— start Rows —
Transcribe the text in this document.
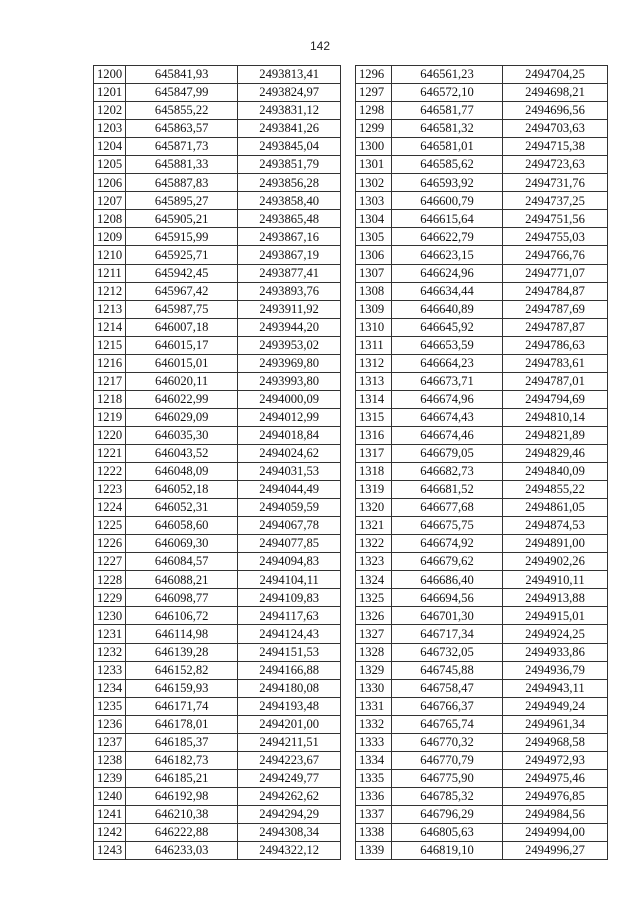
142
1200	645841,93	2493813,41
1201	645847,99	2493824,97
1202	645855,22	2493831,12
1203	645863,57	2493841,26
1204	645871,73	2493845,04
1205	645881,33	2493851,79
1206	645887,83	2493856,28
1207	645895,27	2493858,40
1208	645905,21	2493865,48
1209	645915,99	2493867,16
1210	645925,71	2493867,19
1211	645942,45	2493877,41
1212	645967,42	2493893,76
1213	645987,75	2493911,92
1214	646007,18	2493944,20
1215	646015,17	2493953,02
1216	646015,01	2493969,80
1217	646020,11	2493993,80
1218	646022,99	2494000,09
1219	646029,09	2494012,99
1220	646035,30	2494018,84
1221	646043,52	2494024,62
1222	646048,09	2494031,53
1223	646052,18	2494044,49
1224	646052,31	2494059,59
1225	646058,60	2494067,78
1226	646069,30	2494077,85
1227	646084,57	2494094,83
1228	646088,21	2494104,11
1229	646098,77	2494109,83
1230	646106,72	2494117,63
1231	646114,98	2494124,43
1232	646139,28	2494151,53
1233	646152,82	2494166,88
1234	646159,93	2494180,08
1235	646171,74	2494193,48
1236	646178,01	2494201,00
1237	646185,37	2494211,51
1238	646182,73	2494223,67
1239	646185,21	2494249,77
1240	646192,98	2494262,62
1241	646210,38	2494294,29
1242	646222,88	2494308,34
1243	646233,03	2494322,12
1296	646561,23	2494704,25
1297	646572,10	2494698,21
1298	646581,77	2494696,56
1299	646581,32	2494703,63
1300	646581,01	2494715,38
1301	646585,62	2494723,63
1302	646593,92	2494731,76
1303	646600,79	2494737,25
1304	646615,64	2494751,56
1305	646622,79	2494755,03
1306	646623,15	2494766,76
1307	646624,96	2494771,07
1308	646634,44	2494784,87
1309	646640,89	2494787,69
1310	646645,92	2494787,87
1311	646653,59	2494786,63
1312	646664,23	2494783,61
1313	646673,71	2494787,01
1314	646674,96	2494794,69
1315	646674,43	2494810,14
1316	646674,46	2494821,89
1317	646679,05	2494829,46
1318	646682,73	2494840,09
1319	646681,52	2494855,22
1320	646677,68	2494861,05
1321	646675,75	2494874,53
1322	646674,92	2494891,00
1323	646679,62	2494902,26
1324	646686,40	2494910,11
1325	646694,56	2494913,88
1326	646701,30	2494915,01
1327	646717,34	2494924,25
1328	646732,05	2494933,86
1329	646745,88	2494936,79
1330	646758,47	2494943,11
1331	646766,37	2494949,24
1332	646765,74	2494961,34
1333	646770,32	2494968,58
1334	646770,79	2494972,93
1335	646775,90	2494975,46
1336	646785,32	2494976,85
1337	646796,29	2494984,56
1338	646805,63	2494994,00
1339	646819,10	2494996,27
— end Rows —
_What the task asks_
The records above need to be restated word for word, with the pictures left out.

_Output of the exercise_
Transcribe the text in this document.
142
1200	645841,93	2493813,41
1201	645847,99	2493824,97
1202	645855,22	2493831,12
1203	645863,57	2493841,26
1204	645871,73	2493845,04
1205	645881,33	2493851,79
1206	645887,83	2493856,28
1207	645895,27	2493858,40
1208	645905,21	2493865,48
1209	645915,99	2493867,16
1210	645925,71	2493867,19
1211	645942,45	2493877,41
1212	645967,42	2493893,76
1213	645987,75	2493911,92
1214	646007,18	2493944,20
1215	646015,17	2493953,02
1216	646015,01	2493969,80
1217	646020,11	2493993,80
1218	646022,99	2494000,09
1219	646029,09	2494012,99
1220	646035,30	2494018,84
1221	646043,52	2494024,62
1222	646048,09	2494031,53
1223	646052,18	2494044,49
1224	646052,31	2494059,59
1225	646058,60	2494067,78
1226	646069,30	2494077,85
1227	646084,57	2494094,83
1228	646088,21	2494104,11
1229	646098,77	2494109,83
1230	646106,72	2494117,63
1231	646114,98	2494124,43
1232	646139,28	2494151,53
1233	646152,82	2494166,88
1234	646159,93	2494180,08
1235	646171,74	2494193,48
1236	646178,01	2494201,00
1237	646185,37	2494211,51
1238	646182,73	2494223,67
1239	646185,21	2494249,77
1240	646192,98	2494262,62
1241	646210,38	2494294,29
1242	646222,88	2494308,34
1243	646233,03	2494322,12
1296	646561,23	2494704,25
1297	646572,10	2494698,21
1298	646581,77	2494696,56
1299	646581,32	2494703,63
1300	646581,01	2494715,38
1301	646585,62	2494723,63
1302	646593,92	2494731,76
1303	646600,79	2494737,25
1304	646615,64	2494751,56
1305	646622,79	2494755,03
1306	646623,15	2494766,76
1307	646624,96	2494771,07
1308	646634,44	2494784,87
1309	646640,89	2494787,69
1310	646645,92	2494787,87
1311	646653,59	2494786,63
1312	646664,23	2494783,61
1313	646673,71	2494787,01
1314	646674,96	2494794,69
1315	646674,43	2494810,14
1316	646674,46	2494821,89
1317	646679,05	2494829,46
1318	646682,73	2494840,09
1319	646681,52	2494855,22
1320	646677,68	2494861,05
1321	646675,75	2494874,53
1322	646674,92	2494891,00
1323	646679,62	2494902,26
1324	646686,40	2494910,11
1325	646694,56	2494913,88
1326	646701,30	2494915,01
1327	646717,34	2494924,25
1328	646732,05	2494933,86
1329	646745,88	2494936,79
1330	646758,47	2494943,11
1331	646766,37	2494949,24
1332	646765,74	2494961,34
1333	646770,32	2494968,58
1334	646770,79	2494972,93
1335	646775,90	2494975,46
1336	646785,32	2494976,85
1337	646796,29	2494984,56
1338	646805,63	2494994,00
1339	646819,10	2494996,27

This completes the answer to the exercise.